Aim of the task: Each entry below is to be written out exactly, and the pictures are to be left out.
──────
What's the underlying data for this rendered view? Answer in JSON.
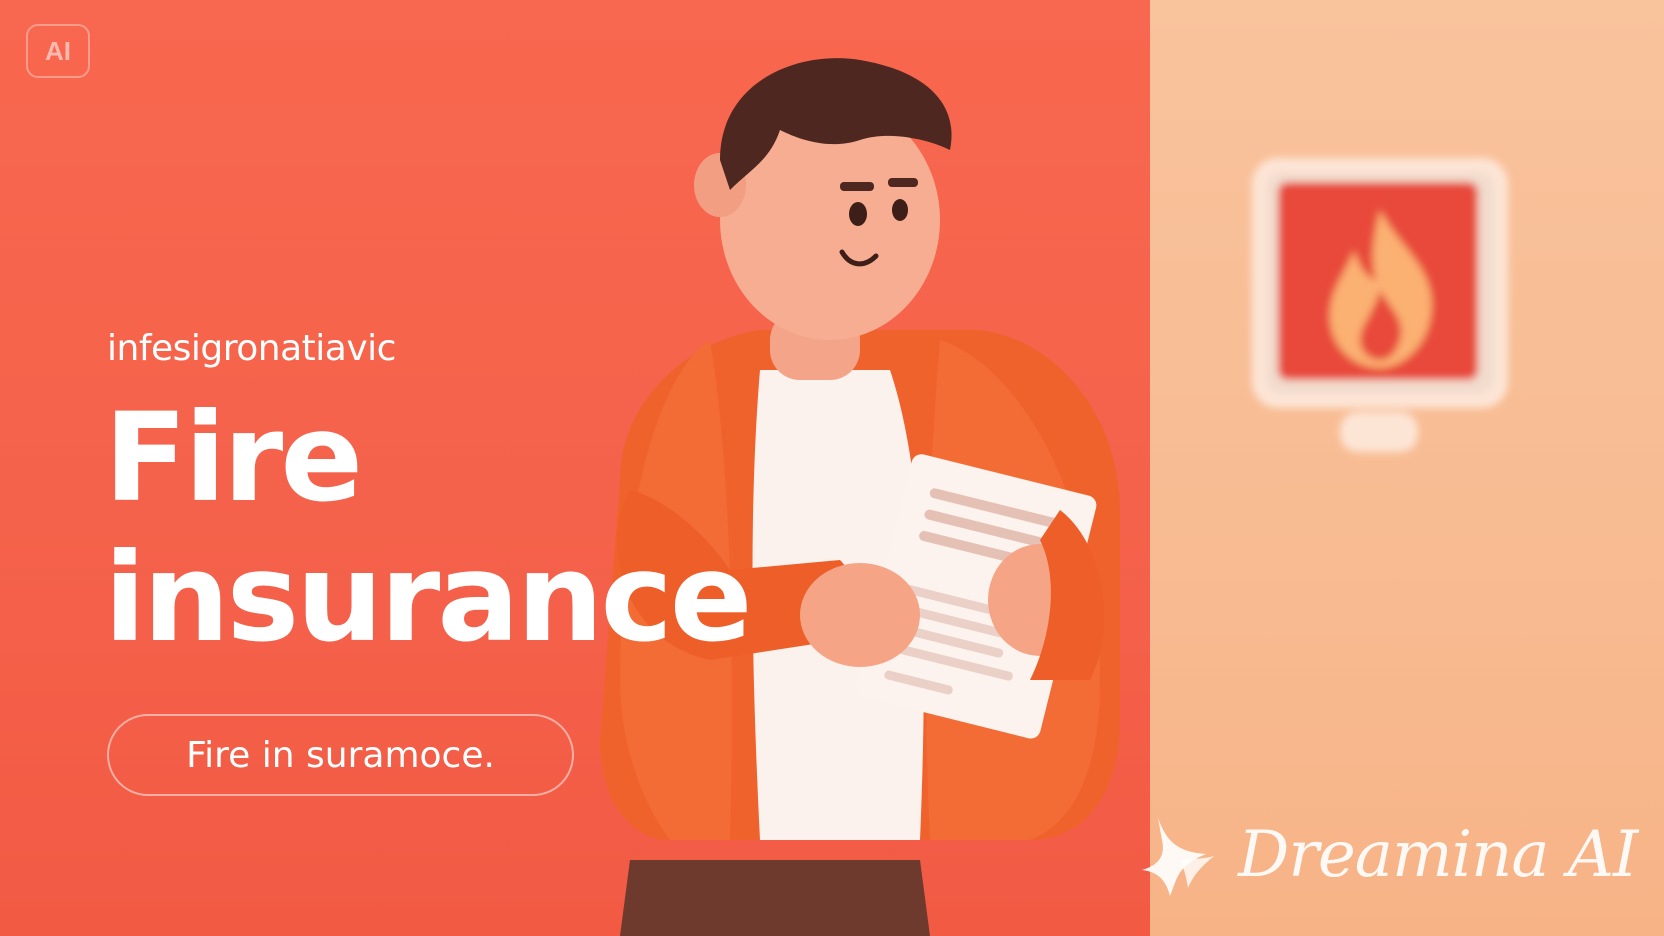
{
  "badge": {
    "label": "AI"
  },
  "hero": {
    "kicker": "infesigronatiavic",
    "headline_line1": "Fire",
    "headline_line2": "insurance",
    "pill_label": "Fire in suramoce."
  },
  "watermark": {
    "text": "Dreamina AI",
    "logo_icon": "dreamina-logo-icon"
  },
  "icons": {
    "alarm": "fire-alarm-icon",
    "person": "person-holding-document-illustration"
  },
  "colors": {
    "left_bg": "#f5624b",
    "right_bg": "#f8bb92",
    "jacket": "#f0622c",
    "alarm_red": "#e8473a",
    "text": "#ffffff"
  }
}
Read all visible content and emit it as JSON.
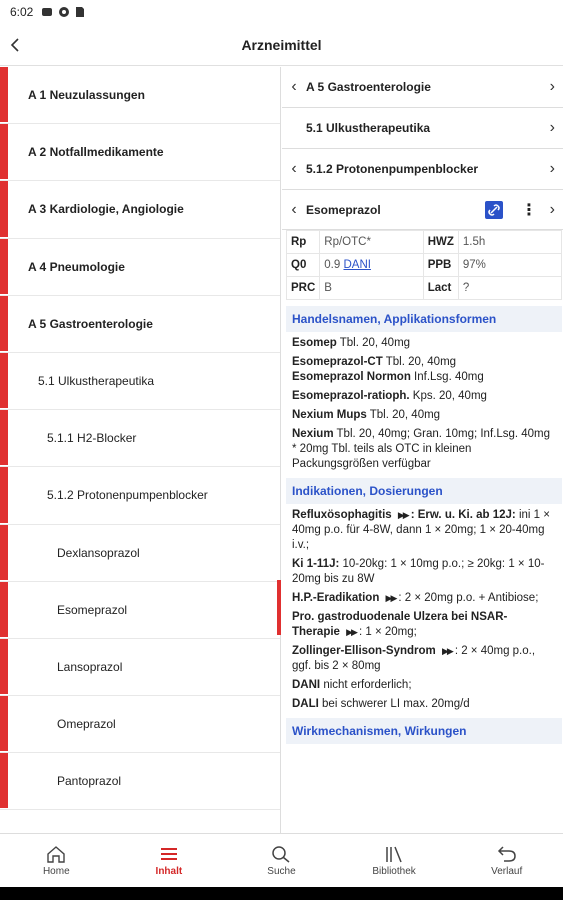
{
  "status": {
    "time": "6:02"
  },
  "appbar": {
    "title": "Arzneimittel"
  },
  "left_list": [
    {
      "label": "A 1 Neuzulassungen",
      "bold": true,
      "indent": 0
    },
    {
      "label": "A 2 Notfallmedikamente",
      "bold": true,
      "indent": 0
    },
    {
      "label": "A 3 Kardiologie, Angiologie",
      "bold": true,
      "indent": 0
    },
    {
      "label": "A 4 Pneumologie",
      "bold": true,
      "indent": 0
    },
    {
      "label": "A 5 Gastroenterologie",
      "bold": true,
      "indent": 0
    },
    {
      "label": "5.1 Ulkustherapeutika",
      "bold": false,
      "indent": 1
    },
    {
      "label": "5.1.1 H2-Blocker",
      "bold": false,
      "indent": 2
    },
    {
      "label": "5.1.2 Protonenpumpenblocker",
      "bold": false,
      "indent": 2
    },
    {
      "label": "Dexlansoprazol",
      "bold": false,
      "indent": 3
    },
    {
      "label": "Esomeprazol",
      "bold": false,
      "indent": 3
    },
    {
      "label": "Lansoprazol",
      "bold": false,
      "indent": 3
    },
    {
      "label": "Omeprazol",
      "bold": false,
      "indent": 3
    },
    {
      "label": "Pantoprazol",
      "bold": false,
      "indent": 3
    }
  ],
  "right": {
    "nav": [
      {
        "label": "A 5 Gastroenterologie"
      },
      {
        "label": "5.1 Ulkustherapeutika"
      },
      {
        "label": "5.1.2 Protonenpumpenblocker"
      }
    ],
    "drug": "Esomeprazol",
    "facts": {
      "rp_k": "Rp",
      "rp_v": "Rp/OTC*",
      "hwz_k": "HWZ",
      "hwz_v": "1.5h",
      "qo_k": "Q0",
      "qo_v": "0.9",
      "dani": "DANI",
      "ppb_k": "PPB",
      "ppb_v": "97%",
      "prc_k": "PRC",
      "prc_v": "B",
      "lact_k": "Lact",
      "lact_v": "?"
    },
    "sec1": "Handelsnamen, Applikationsformen",
    "h1b": "Esomep",
    "h1": " Tbl. 20, 40mg",
    "h2b": "Esomeprazol-CT",
    "h2": " Tbl. 20, 40mg",
    "h2cb": "Esomeprazol Normon",
    "h2c": " Inf.Lsg. 40mg",
    "h3b": "Esomeprazol-ratioph.",
    "h3": " Kps. 20, 40mg",
    "h4b": "Nexium Mups",
    "h4": " Tbl. 20, 40mg",
    "h5b": "Nexium",
    "h5": " Tbl. 20, 40mg; Gran. 10mg; Inf.Lsg. 40mg",
    "h5n": "* 20mg Tbl. teils als OTC in kleinen Packungsgrößen verfügbar",
    "sec2": "Indikationen, Dosierungen",
    "i1b": "Refluxösophagitis",
    "i1b2": ": Erw. u. Ki. ab 12J:",
    "i1": " ini 1 × 40mg p.o. für 4-8W, dann 1 × 20mg; 1 × 20-40mg i.v.;",
    "i2b": "Ki 1-11J:",
    "i2": " 10-20kg: 1 × 10mg p.o.; ≥ 20kg: 1 × 10-20mg bis zu 8W",
    "i3b": "H.P.-Eradikation",
    "i3": ": 2 × 20mg p.o. + Antibiose;",
    "i4b": "Pro. gastroduodenale Ulzera bei NSAR-Therapie",
    "i4": ": 1 × 20mg;",
    "i5b": "Zollinger-Ellison-Syndrom",
    "i5": ": 2 × 40mg p.o., ggf. bis 2 × 80mg",
    "i6b": "DANI",
    "i6": " nicht erforderlich;",
    "i7b": "DALI",
    "i7": " bei schwerer LI max. 20mg/d",
    "sec3": "Wirkmechanismen, Wirkungen"
  },
  "tabs": [
    {
      "label": "Home",
      "icon": "home-icon"
    },
    {
      "label": "Inhalt",
      "icon": "menu-icon"
    },
    {
      "label": "Suche",
      "icon": "search-icon"
    },
    {
      "label": "Bibliothek",
      "icon": "library-icon"
    },
    {
      "label": "Verlauf",
      "icon": "history-icon"
    }
  ],
  "colors": {
    "accent": "#e03030",
    "link": "#2b52c8"
  }
}
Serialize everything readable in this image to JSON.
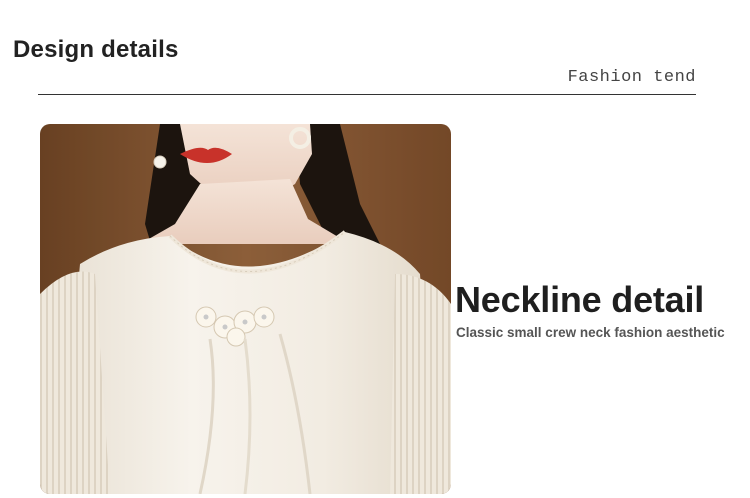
{
  "section": {
    "title": "Design details",
    "tag": "Fashion tend"
  },
  "feature": {
    "headline": "Neckline detail",
    "description": "Classic small crew neck fashion aesthetic"
  },
  "photo": {
    "alt": "Model wearing white blouse with floral pearl crew neckline"
  },
  "colors": {
    "background": "#ffffff",
    "wall": "#8a5a33",
    "blouse": "#f4efe6",
    "lips": "#c8322a",
    "skin": "#f1ddd0"
  }
}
──────
Task solution:
What's the underlying data for this rendered view? Answer in JSON.
{
  "badge": {
    "label": "AI"
  },
  "hero": {
    "kicker": "infesigronatiavic",
    "headline_line1": "Fire",
    "headline_line2": "insurance",
    "pill_label": "Fire in suramoce."
  },
  "watermark": {
    "text": "Dreamina AI",
    "logo_icon": "dreamina-logo-icon"
  },
  "icons": {
    "alarm": "fire-alarm-icon",
    "person": "person-holding-document-illustration"
  },
  "colors": {
    "left_bg": "#f5624b",
    "right_bg": "#f8bb92",
    "jacket": "#f0622c",
    "alarm_red": "#e8473a",
    "text": "#ffffff"
  }
}
Read all visible content and emit it as JSON.
{
  "status": {
    "time": "6:02"
  },
  "appbar": {
    "title": "Arzneimittel"
  },
  "left_list": [
    {
      "label": "A 1 Neuzulassungen",
      "bold": true,
      "indent": 0
    },
    {
      "label": "A 2 Notfallmedikamente",
      "bold": true,
      "indent": 0
    },
    {
      "label": "A 3 Kardiologie, Angiologie",
      "bold": true,
      "indent": 0
    },
    {
      "label": "A 4 Pneumologie",
      "bold": true,
      "indent": 0
    },
    {
      "label": "A 5 Gastroenterologie",
      "bold": true,
      "indent": 0
    },
    {
      "label": "5.1 Ulkustherapeutika",
      "bold": false,
      "indent": 1
    },
    {
      "label": "5.1.1 H2-Blocker",
      "bold": false,
      "indent": 2
    },
    {
      "label": "5.1.2 Protonenpumpenblocker",
      "bold": false,
      "indent": 2
    },
    {
      "label": "Dexlansoprazol",
      "bold": false,
      "indent": 3
    },
    {
      "label": "Esomeprazol",
      "bold": false,
      "indent": 3
    },
    {
      "label": "Lansoprazol",
      "bold": false,
      "indent": 3
    },
    {
      "label": "Omeprazol",
      "bold": false,
      "indent": 3
    },
    {
      "label": "Pantoprazol",
      "bold": false,
      "indent": 3
    }
  ],
  "right": {
    "nav": [
      {
        "label": "A 5 Gastroenterologie"
      },
      {
        "label": "5.1 Ulkustherapeutika"
      },
      {
        "label": "5.1.2 Protonenpumpenblocker"
      }
    ],
    "drug": "Esomeprazol",
    "facts": {
      "rp_k": "Rp",
      "rp_v": "Rp/OTC*",
      "hwz_k": "HWZ",
      "hwz_v": "1.5h",
      "qo_k": "Q0",
      "qo_v": "0.9",
      "dani": "DANI",
      "ppb_k": "PPB",
      "ppb_v": "97%",
      "prc_k": "PRC",
      "prc_v": "B",
      "lact_k": "Lact",
      "lact_v": "?"
    },
    "sec1": "Handelsnamen, Applikationsformen",
    "h1b": "Esomep",
    "h1": " Tbl. 20, 40mg",
    "h2b": "Esomeprazol-CT",
    "h2": " Tbl. 20, 40mg",
    "h2cb": "Esomeprazol Normon",
    "h2c": " Inf.Lsg. 40mg",
    "h3b": "Esomeprazol-ratioph.",
    "h3": " Kps. 20, 40mg",
    "h4b": "Nexium Mups",
    "h4": " Tbl. 20, 40mg",
    "h5b": "Nexium",
    "h5": " Tbl. 20, 40mg; Gran. 10mg; Inf.Lsg. 40mg",
    "h5n": "* 20mg Tbl. teils als OTC in kleinen Packungsgrößen verfügbar",
    "sec2": "Indikationen, Dosierungen",
    "i1b": "Refluxösophagitis",
    "i1b2": ": Erw. u. Ki. ab 12J:",
    "i1": " ini 1 × 40mg p.o. für 4-8W, dann 1 × 20mg; 1 × 20-40mg i.v.;",
    "i2b": "Ki 1-11J:",
    "i2": " 10-20kg: 1 × 10mg p.o.; ≥ 20kg: 1 × 10-20mg bis zu 8W",
    "i3b": "H.P.-Eradikation",
    "i3": ": 2 × 20mg p.o. + Antibiose;",
    "i4b": "Pro. gastroduodenale Ulzera bei NSAR-Therapie",
    "i4": ": 1 × 20mg;",
    "i5b": "Zollinger-Ellison-Syndrom",
    "i5": ": 2 × 40mg p.o., ggf. bis 2 × 80mg",
    "i6b": "DANI",
    "i6": " nicht erforderlich;",
    "i7b": "DALI",
    "i7": " bei schwerer LI max. 20mg/d",
    "sec3": "Wirkmechanismen, Wirkungen"
  },
  "tabs": [
    {
      "label": "Home",
      "icon": "home-icon"
    },
    {
      "label": "Inhalt",
      "icon": "menu-icon"
    },
    {
      "label": "Suche",
      "icon": "search-icon"
    },
    {
      "label": "Bibliothek",
      "icon": "library-icon"
    },
    {
      "label": "Verlauf",
      "icon": "history-icon"
    }
  ],
  "colors": {
    "accent": "#e03030",
    "link": "#2b52c8"
  }
}
Serialize everything readable in this image to JSON.
{
  "section": {
    "title": "Design details",
    "tag": "Fashion tend"
  },
  "feature": {
    "headline": "Neckline detail",
    "description": "Classic small crew neck fashion aesthetic"
  },
  "photo": {
    "alt": "Model wearing white blouse with floral pearl crew neckline"
  },
  "colors": {
    "background": "#ffffff",
    "wall": "#8a5a33",
    "blouse": "#f4efe6",
    "lips": "#c8322a",
    "skin": "#f1ddd0"
  }
}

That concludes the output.